◆ Texto de origem ◆
Maior banco do Japão tornará obrigatória licença-paternidade de um mês
TÓQUIO – O Sumitomo Mitsui Banking Corp. do Japão exigirá que seus funcionários tirem pelo menos um mês de licença-paternidade, a princípio, a partir de outubro, para incentivar a participação em serviços de assistência infantil e melhorar o ambiente de trabalho, disse a empresa.
Como parte das medidas a serem adotadas até o ano fiscal de 2028, o grande banco pagará um bônus de 50.000 ienes (US$ 335) aos funcionários em licença parental e seus colegas se a empresa continuar operando de forma estável durante sua ausência.
Considerando que os trabalhadores poderão ter tempo suficiente para a preparação, "promovemos iniciativas para fortalecer a resiliência da equipe, encarando as faltas decorrentes do cuidado dos filhos como uma oportunidade", disse a empresa em um comunicado à imprensa em 19 de setembro.
As novas medidas serão adotadas após o banco atingir uma taxa de aquisição de 100% para licença-paternidade no ano fiscal de 2023. No entanto, a duração média da licença foi de apenas 12 dias, ficando muito aquém da meta de 30 dias.
Funcionários com filhos menores de 2 anos estão sujeitos à medida de licença-paternidade.

◆ Registros extraídos de uma coleção ◆

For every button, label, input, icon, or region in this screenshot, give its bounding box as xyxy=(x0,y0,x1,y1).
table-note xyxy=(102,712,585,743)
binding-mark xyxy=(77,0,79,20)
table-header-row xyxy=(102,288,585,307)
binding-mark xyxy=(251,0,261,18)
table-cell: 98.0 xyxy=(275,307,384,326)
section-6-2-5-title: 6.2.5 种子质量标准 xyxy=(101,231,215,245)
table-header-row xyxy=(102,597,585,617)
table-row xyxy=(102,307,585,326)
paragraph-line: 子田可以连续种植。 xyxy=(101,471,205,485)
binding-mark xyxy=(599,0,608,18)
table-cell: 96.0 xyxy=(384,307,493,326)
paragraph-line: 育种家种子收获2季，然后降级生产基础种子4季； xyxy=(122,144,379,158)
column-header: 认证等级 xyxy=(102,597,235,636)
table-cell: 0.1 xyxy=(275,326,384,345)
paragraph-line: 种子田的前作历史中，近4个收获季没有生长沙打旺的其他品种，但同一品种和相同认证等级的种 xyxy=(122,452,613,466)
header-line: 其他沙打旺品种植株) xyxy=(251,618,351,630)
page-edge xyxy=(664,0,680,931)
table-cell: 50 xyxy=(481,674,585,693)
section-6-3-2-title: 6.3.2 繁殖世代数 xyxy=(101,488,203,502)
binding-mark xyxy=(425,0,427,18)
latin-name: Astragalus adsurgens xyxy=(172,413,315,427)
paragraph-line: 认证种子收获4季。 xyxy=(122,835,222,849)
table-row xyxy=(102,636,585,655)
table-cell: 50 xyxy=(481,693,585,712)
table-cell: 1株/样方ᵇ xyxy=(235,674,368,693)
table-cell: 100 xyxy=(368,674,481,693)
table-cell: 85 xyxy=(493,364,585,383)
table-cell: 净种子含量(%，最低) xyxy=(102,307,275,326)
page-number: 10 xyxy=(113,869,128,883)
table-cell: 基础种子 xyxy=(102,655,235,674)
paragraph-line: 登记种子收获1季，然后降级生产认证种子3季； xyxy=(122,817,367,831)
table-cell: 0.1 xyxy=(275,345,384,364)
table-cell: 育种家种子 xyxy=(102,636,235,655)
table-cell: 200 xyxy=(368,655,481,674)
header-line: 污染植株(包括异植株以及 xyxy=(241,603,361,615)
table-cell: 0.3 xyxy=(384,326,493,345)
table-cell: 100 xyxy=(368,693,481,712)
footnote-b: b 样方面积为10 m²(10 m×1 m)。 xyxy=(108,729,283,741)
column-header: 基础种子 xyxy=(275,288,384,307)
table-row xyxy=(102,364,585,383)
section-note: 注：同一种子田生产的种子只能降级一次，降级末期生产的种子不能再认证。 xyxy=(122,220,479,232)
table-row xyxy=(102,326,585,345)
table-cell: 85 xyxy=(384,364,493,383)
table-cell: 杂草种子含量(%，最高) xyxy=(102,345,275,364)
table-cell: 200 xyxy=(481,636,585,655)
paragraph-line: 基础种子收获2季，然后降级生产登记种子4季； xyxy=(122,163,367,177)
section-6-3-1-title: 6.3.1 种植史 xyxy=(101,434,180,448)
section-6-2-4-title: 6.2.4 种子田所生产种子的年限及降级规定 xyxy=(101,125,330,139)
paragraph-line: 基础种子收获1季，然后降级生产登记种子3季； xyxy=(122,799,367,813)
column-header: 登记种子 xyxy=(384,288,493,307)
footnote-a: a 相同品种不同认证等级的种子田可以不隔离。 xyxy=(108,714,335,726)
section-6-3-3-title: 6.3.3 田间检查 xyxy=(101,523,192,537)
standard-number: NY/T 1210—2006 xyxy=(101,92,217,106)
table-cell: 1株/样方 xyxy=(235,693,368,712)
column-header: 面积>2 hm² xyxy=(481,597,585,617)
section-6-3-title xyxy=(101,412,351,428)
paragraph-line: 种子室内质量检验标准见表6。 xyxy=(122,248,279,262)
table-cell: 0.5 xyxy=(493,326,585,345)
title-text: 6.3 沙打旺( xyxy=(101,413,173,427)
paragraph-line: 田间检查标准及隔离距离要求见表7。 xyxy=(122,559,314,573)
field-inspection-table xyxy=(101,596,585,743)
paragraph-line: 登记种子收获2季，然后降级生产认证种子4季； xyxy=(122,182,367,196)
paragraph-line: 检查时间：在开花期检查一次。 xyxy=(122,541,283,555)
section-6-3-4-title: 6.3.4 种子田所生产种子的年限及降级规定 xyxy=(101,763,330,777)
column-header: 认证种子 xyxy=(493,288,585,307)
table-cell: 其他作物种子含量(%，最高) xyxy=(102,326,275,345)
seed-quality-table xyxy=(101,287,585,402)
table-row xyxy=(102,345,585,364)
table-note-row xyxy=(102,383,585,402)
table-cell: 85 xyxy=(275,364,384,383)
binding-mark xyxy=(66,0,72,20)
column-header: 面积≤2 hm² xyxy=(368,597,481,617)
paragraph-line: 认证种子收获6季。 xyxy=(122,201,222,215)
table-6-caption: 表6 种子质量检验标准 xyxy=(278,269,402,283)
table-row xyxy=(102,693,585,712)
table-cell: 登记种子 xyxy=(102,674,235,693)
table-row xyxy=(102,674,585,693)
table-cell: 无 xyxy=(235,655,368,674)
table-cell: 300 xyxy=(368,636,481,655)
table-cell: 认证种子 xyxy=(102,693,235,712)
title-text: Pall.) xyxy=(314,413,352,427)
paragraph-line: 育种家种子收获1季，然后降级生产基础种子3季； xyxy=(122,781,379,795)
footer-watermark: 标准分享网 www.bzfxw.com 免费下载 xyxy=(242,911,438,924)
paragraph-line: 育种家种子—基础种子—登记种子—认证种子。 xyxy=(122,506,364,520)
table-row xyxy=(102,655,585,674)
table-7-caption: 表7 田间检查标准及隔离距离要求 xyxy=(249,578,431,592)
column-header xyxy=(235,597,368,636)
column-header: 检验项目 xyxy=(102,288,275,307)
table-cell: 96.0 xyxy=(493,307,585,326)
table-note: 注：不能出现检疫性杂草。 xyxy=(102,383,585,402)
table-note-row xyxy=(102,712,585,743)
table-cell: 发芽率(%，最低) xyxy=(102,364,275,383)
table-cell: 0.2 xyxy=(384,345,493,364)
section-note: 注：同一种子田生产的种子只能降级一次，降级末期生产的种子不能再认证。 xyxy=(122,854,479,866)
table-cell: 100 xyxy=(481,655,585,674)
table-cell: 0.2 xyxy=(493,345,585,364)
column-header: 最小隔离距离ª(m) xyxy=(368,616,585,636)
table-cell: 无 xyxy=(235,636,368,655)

◆ Instrução de trabalho 1 ◆
No texto sobre a licença-paternidade no banco japonês, qual foi a duração média da licença no ano fiscal de 2023?
◆ Instrução de trabalho 2 ◆
Escreva a continuação do texto sobre a licença-paternidade no banco japonês, começando depois da última frase.
As linhas não têm papel algum no que se pede aqui.

◆ Resposta escrita 1 ◆
Apenas 12 dias, bem abaixo da meta de 30 dias.

◆ Resposta escrita 2 ◆
"Nosso objetivo é eliminar estereótipos de gênero e estabelecer uma cultura na qual a paternidade e a participação dos homens nos cuidados com os filhos sejam consideradas a norma", disse o banco.
A medida ocorre em um momento em que um número crescente de empresas japonesas introduz medidas para pagar subsídios a colegas de trabalhadores em licença parental, com o objetivo de incentivar os funcionários a tirar folga e aliviar sentimentos de injustiça entre aqueles que enfrentam maiores cargas de trabalho.
De acordo com uma pesquisa do governo, um recorde de 40,5% dos pais com filhos pequenos tiraram licença-paternidade em 2024, mas a porcentagem permaneceu significativamente menor do que os 86,6% das mães que tiraram licença-maternidade.